[Stored records]
◇ ◇ ◇ ◇ ◇ ◇ ◇

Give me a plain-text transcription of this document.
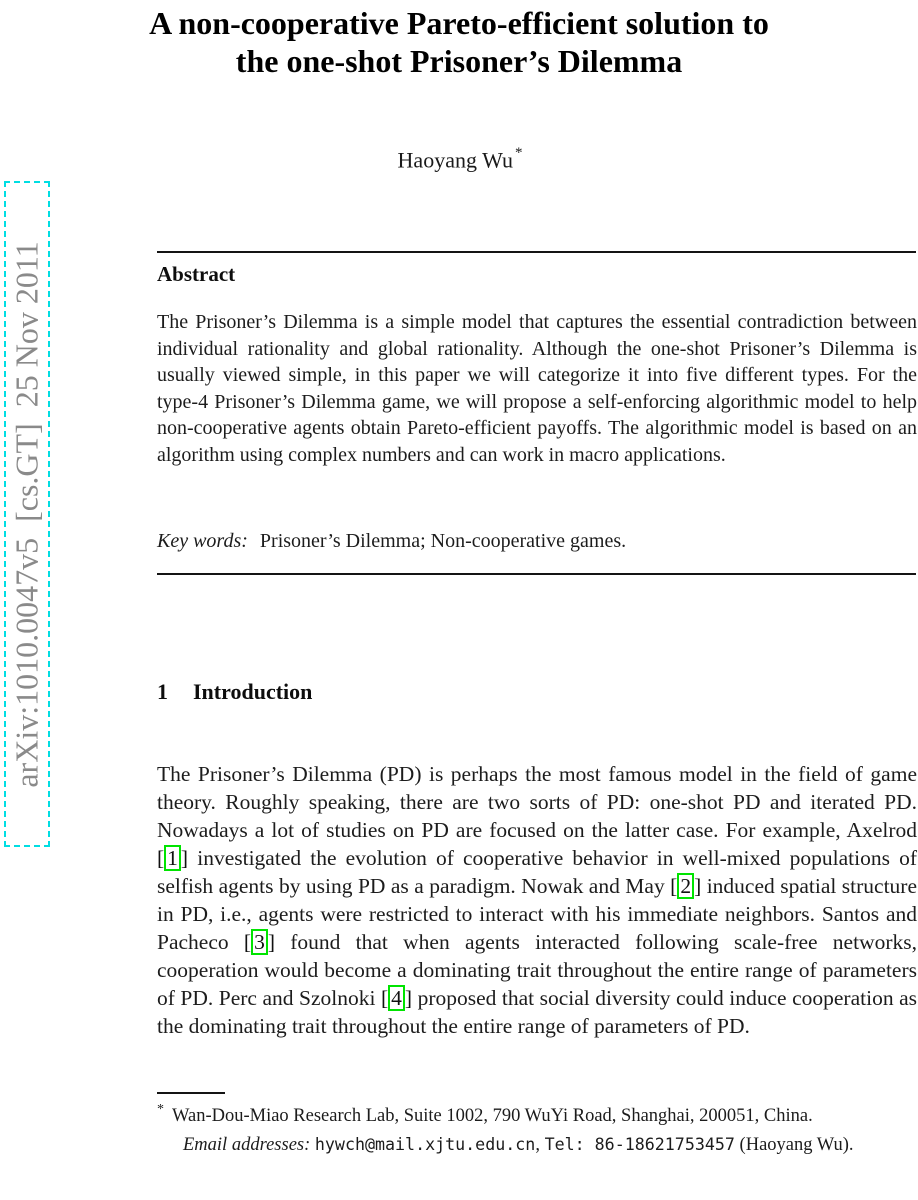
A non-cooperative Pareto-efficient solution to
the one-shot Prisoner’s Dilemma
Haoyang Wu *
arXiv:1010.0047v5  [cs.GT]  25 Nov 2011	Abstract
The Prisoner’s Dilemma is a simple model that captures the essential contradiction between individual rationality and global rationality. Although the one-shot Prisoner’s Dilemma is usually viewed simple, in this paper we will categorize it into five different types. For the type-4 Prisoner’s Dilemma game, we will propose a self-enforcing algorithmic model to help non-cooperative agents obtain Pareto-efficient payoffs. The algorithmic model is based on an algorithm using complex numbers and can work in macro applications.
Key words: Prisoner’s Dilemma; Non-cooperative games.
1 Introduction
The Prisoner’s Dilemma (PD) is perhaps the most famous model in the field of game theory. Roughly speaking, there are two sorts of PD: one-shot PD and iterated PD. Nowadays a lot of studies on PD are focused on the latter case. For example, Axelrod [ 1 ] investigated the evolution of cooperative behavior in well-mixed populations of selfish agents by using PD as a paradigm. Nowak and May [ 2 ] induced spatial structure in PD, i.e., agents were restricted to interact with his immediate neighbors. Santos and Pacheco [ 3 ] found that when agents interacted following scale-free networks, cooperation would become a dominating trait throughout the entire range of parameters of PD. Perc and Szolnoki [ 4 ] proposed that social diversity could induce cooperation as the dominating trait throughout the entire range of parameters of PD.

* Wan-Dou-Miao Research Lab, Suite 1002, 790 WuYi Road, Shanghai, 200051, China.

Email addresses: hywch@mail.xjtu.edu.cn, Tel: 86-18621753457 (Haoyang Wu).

◇ ◇ ◇ ◇ ◇ ◇ ◇

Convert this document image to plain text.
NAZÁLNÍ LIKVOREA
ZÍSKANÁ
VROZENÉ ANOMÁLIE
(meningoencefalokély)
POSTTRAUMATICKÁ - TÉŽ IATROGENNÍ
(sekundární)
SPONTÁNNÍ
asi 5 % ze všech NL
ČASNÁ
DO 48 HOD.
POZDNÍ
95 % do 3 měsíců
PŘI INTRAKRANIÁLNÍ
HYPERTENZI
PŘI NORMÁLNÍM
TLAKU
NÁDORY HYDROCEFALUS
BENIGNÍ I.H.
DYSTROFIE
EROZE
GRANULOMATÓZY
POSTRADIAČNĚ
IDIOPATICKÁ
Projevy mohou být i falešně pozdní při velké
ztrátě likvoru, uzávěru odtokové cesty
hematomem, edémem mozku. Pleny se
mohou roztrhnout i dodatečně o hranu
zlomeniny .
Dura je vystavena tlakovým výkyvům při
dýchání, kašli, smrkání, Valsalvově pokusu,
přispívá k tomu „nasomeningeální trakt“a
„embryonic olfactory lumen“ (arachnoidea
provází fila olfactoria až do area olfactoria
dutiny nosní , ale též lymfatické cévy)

◇ ◇ ◇ ◇ ◇ ◇ ◇

[What you are asked to do] Your task is to collect every line above that contains the word "plain".

[Written response]
Give me a plain-text transcription of this document.
Convert this document image to plain text.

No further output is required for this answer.